→ **Exercise instructions**: Below are the records; pull every line that includes "الحسين".

→ **Records supplied**:
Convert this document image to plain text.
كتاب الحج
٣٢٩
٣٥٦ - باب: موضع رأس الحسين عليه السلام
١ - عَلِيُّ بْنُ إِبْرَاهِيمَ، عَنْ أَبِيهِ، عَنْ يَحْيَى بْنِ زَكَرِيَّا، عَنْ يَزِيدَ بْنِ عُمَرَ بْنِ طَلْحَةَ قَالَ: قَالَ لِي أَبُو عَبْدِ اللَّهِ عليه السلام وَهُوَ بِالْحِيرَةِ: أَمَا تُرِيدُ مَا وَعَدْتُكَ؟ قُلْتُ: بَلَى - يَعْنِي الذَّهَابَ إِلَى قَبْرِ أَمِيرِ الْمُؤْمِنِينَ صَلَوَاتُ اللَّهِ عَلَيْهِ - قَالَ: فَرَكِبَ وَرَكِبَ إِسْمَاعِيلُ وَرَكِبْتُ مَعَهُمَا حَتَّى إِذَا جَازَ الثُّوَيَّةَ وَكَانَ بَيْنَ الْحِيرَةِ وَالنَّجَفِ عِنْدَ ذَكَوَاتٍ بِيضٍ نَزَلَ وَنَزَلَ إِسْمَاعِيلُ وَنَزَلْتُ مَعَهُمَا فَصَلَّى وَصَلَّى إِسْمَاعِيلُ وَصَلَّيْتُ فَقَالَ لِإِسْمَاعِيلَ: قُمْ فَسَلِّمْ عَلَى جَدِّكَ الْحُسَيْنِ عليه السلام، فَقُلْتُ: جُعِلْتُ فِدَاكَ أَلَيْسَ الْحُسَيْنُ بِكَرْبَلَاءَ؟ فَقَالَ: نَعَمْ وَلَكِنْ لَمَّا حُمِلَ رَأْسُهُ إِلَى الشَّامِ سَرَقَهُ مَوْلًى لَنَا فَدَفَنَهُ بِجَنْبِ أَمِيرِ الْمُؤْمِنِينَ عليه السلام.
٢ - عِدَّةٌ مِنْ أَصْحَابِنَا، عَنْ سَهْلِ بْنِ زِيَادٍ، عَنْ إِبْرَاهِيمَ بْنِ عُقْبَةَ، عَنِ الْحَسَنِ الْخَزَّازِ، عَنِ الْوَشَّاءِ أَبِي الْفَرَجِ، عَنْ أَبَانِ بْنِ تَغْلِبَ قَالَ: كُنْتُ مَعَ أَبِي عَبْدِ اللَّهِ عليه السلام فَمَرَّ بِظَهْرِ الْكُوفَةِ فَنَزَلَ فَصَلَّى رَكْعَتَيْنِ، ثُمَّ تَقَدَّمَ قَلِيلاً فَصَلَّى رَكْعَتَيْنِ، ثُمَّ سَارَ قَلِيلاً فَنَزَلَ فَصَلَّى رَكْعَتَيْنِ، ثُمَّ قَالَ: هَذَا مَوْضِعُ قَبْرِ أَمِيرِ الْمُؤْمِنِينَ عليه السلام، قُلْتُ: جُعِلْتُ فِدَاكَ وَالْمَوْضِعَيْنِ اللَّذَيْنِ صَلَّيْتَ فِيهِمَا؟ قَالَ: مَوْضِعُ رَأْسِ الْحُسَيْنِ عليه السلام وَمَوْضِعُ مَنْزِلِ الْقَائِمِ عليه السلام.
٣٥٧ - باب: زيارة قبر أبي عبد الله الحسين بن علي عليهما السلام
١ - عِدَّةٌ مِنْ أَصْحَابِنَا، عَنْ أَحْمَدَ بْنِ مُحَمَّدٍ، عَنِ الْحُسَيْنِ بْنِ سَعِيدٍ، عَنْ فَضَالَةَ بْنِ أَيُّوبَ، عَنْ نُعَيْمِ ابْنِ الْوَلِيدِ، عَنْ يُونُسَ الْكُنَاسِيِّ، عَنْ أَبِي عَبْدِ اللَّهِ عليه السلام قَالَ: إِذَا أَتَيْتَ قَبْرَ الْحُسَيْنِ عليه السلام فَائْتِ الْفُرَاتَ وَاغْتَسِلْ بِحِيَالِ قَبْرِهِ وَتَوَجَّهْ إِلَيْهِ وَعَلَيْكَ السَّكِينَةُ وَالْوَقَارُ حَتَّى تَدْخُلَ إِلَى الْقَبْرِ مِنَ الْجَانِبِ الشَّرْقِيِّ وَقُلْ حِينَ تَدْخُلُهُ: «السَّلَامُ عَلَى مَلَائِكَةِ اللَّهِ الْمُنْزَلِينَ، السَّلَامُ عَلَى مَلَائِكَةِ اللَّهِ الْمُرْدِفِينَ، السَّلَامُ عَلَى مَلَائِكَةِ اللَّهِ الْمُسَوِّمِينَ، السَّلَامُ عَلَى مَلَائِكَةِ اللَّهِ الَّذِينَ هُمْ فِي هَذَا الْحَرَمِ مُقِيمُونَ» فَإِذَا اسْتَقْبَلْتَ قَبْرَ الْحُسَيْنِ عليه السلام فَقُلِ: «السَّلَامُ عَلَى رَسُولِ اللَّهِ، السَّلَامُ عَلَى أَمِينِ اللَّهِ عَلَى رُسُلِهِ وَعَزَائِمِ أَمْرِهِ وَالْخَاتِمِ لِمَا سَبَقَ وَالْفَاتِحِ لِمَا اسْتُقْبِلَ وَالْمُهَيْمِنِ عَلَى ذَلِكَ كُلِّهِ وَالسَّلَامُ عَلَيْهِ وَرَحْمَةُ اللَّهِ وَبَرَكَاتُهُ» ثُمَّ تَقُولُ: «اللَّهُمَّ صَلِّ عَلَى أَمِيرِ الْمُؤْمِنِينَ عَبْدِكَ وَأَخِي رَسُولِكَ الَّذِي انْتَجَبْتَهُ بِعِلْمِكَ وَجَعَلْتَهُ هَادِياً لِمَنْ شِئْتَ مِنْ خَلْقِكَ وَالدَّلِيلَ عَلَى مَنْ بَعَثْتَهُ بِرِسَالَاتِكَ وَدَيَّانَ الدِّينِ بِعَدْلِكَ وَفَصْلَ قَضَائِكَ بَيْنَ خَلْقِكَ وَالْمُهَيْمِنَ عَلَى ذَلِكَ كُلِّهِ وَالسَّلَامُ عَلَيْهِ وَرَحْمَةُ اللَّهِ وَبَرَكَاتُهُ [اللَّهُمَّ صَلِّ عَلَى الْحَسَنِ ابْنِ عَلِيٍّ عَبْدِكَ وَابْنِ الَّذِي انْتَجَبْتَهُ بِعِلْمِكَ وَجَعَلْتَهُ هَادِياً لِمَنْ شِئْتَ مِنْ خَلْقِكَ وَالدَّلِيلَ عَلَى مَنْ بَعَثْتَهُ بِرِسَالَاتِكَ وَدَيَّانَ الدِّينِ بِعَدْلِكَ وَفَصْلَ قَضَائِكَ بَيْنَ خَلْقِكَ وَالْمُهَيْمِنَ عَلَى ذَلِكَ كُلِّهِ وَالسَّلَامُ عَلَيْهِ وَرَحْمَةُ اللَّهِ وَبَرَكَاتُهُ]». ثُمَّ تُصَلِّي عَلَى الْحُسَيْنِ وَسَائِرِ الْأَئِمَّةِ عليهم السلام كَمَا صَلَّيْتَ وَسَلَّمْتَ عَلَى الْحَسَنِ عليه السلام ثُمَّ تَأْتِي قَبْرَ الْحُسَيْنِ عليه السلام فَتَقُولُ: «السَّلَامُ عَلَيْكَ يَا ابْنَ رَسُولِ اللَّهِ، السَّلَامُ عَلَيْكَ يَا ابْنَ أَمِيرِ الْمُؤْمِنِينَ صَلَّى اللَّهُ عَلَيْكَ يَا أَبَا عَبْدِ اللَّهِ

→ **Solution to this problem**:
٣٥٦ - باب: موضع رأس الحسين عليه السلام
٣٥٧ - باب: زيارة قبر أبي عبد الله الحسين بن علي عليهما السلام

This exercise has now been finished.